• **Challenge**: Are you able to retype all the records below exactly?

• **Extracted data**:
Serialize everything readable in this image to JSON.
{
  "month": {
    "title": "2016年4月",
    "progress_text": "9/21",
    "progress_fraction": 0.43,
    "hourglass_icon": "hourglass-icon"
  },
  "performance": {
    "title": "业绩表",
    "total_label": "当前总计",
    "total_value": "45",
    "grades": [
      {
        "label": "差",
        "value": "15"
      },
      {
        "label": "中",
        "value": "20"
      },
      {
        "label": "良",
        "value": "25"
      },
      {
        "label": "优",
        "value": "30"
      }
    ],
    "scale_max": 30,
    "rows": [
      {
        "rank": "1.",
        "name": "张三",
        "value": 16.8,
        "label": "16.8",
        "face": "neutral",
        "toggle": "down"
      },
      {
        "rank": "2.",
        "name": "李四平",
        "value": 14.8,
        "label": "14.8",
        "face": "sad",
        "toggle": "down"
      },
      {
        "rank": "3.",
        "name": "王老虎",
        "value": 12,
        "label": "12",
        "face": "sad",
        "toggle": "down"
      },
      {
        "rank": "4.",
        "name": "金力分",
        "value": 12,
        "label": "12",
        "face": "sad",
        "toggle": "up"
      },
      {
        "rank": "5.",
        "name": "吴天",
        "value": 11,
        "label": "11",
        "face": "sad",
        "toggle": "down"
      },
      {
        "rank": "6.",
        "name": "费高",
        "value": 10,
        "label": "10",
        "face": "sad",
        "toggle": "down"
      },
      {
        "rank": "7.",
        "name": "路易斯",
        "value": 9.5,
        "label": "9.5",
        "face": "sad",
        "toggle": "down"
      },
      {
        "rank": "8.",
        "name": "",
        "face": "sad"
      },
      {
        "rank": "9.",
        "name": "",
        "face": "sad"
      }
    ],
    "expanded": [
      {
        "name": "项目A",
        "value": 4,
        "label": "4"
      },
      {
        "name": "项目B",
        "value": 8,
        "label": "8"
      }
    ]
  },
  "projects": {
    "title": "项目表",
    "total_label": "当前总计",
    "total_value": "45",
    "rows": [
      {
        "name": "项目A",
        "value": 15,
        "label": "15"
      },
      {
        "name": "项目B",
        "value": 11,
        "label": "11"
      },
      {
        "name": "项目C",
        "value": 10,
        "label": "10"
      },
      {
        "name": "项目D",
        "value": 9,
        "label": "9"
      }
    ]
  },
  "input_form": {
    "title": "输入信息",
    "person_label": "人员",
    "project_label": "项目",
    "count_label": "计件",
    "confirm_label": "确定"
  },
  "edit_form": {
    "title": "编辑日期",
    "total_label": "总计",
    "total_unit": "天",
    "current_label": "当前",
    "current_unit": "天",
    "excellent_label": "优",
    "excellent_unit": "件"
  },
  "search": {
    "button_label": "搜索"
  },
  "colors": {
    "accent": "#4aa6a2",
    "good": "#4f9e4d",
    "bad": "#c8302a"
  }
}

• **Right answer**:
Serialize everything readable in this image to JSON.
{
  "month": {
    "title": "2016年4月",
    "progress_text": "9/21",
    "progress_fraction": 0.43,
    "hourglass_icon": "hourglass-icon"
  },
  "performance": {
    "title": "业绩表",
    "total_label": "当前总计",
    "total_value": "45",
    "grades": [
      {
        "label": "差",
        "value": "15"
      },
      {
        "label": "中",
        "value": "20"
      },
      {
        "label": "良",
        "value": "25"
      },
      {
        "label": "优",
        "value": "30"
      }
    ],
    "scale_max": 30,
    "rows": [
      {
        "rank": "1.",
        "name": "张三",
        "value": 16.8,
        "label": "16.8",
        "face": "neutral",
        "toggle": "down"
      },
      {
        "rank": "2.",
        "name": "李四平",
        "value": 14.8,
        "label": "14.8",
        "face": "sad",
        "toggle": "down"
      },
      {
        "rank": "3.",
        "name": "王老虎",
        "value": 12,
        "label": "12",
        "face": "sad",
        "toggle": "down"
      },
      {
        "rank": "4.",
        "name": "金力分",
        "value": 12,
        "label": "12",
        "face": "sad",
        "toggle": "up"
      },
      {
        "rank": "5.",
        "name": "吴天",
        "value": 11,
        "label": "11",
        "face": "sad",
        "toggle": "down"
      },
      {
        "rank": "6.",
        "name": "费高",
        "value": 10,
        "label": "10",
        "face": "sad",
        "toggle": "down"
      },
      {
        "rank": "7.",
        "name": "路易斯",
        "value": 9.5,
        "label": "9.5",
        "face": "sad",
        "toggle": "down"
      },
      {
        "rank": "8.",
        "name": "",
        "face": "sad"
      },
      {
        "rank": "9.",
        "name": "",
        "face": "sad"
      }
    ],
    "expanded": [
      {
        "name": "项目A",
        "value": 4,
        "label": "4"
      },
      {
        "name": "项目B",
        "value": 8,
        "label": "8"
      }
    ]
  },
  "projects": {
    "title": "项目表",
    "total_label": "当前总计",
    "total_value": "45",
    "rows": [
      {
        "name": "项目A",
        "value": 15,
        "label": "15"
      },
      {
        "name": "项目B",
        "value": 11,
        "label": "11"
      },
      {
        "name": "项目C",
        "value": 10,
        "label": "10"
      },
      {
        "name": "项目D",
        "value": 9,
        "label": "9"
      }
    ]
  },
  "input_form": {
    "title": "输入信息",
    "person_label": "人员",
    "project_label": "项目",
    "count_label": "计件",
    "confirm_label": "确定"
  },
  "edit_form": {
    "title": "编辑日期",
    "total_label": "总计",
    "total_unit": "天",
    "current_label": "当前",
    "current_unit": "天",
    "excellent_label": "优",
    "excellent_unit": "件"
  },
  "search": {
    "button_label": "搜索"
  },
  "colors": {
    "accent": "#4aa6a2",
    "good": "#4f9e4d",
    "bad": "#c8302a"
  }
}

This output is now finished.